• To be done:
Each entry must be reproduced precisely as it stands.

Records:
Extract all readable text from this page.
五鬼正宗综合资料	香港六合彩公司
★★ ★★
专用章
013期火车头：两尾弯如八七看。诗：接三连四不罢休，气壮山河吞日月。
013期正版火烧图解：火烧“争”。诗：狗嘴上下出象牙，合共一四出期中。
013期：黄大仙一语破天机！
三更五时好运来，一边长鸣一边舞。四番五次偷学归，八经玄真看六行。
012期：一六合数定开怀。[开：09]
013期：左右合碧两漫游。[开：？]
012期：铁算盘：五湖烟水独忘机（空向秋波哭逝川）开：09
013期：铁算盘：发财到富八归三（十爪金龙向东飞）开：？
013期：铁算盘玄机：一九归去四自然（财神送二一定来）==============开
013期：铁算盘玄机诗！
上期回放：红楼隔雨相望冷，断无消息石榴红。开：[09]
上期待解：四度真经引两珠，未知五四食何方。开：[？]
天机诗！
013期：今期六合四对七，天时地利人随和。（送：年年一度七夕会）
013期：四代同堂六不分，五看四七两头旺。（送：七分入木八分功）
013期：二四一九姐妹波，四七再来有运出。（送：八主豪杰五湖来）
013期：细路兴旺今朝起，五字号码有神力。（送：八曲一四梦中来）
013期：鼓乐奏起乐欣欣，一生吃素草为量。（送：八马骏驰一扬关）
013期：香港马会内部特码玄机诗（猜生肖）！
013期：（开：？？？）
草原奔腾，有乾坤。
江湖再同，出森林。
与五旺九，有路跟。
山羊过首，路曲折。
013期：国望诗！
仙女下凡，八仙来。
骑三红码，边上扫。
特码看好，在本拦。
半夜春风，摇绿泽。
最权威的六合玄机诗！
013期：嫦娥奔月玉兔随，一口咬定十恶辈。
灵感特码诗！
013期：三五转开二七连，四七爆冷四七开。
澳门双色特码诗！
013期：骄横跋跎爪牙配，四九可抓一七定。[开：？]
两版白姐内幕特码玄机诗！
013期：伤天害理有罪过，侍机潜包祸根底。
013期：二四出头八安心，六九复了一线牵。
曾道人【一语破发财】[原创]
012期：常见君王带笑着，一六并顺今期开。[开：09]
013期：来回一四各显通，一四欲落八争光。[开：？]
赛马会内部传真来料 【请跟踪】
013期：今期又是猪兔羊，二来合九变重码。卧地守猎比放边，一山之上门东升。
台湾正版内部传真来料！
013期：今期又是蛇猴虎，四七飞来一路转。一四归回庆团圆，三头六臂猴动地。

• Task result:
Extract all readable text from this page.
五鬼正宗综合资料	香港六合彩公司
★★ ★★
专用章
013期火车头：两尾弯如八七看。诗：接三连四不罢休，气壮山河吞日月。
013期正版火烧图解：火烧“争”。诗：狗嘴上下出象牙，合共一四出期中。
013期：黄大仙一语破天机！
三更五时好运来，一边长鸣一边舞。四番五次偷学归，八经玄真看六行。
012期：一六合数定开怀。[开：09]
013期：左右合碧两漫游。[开：？]
012期：铁算盘：五湖烟水独忘机（空向秋波哭逝川）开：09
013期：铁算盘：发财到富八归三（十爪金龙向东飞）开：？
013期：铁算盘玄机：一九归去四自然（财神送二一定来）==============开
013期：铁算盘玄机诗！
上期回放：红楼隔雨相望冷，断无消息石榴红。开：[09]
上期待解：四度真经引两珠，未知五四食何方。开：[？]
天机诗！
013期：今期六合四对七，天时地利人随和。（送：年年一度七夕会）
013期：四代同堂六不分，五看四七两头旺。（送：七分入木八分功）
013期：二四一九姐妹波，四七再来有运出。（送：八主豪杰五湖来）
013期：细路兴旺今朝起，五字号码有神力。（送：八曲一四梦中来）
013期：鼓乐奏起乐欣欣，一生吃素草为量。（送：八马骏驰一扬关）
013期：香港马会内部特码玄机诗（猜生肖）！
013期：（开：？？？）
草原奔腾，有乾坤。
江湖再同，出森林。
与五旺九，有路跟。
山羊过首，路曲折。
013期：国望诗！
仙女下凡，八仙来。
骑三红码，边上扫。
特码看好，在本拦。
半夜春风，摇绿泽。
最权威的六合玄机诗！
013期：嫦娥奔月玉兔随，一口咬定十恶辈。
灵感特码诗！
013期：三五转开二七连，四七爆冷四七开。
澳门双色特码诗！
013期：骄横跋跎爪牙配，四九可抓一七定。[开：？]
两版白姐内幕特码玄机诗！
013期：伤天害理有罪过，侍机潜包祸根底。
013期：二四出头八安心，六九复了一线牵。
曾道人【一语破发财】[原创]
012期：常见君王带笑着，一六并顺今期开。[开：09]
013期：来回一四各显通，一四欲落八争光。[开：？]
赛马会内部传真来料 【请跟踪】
013期：今期又是猪兔羊，二来合九变重码。卧地守猎比放边，一山之上门东升。
台湾正版内部传真来料！
013期：今期又是蛇猴虎，四七飞来一路转。一四归回庆团圆，三头六臂猴动地。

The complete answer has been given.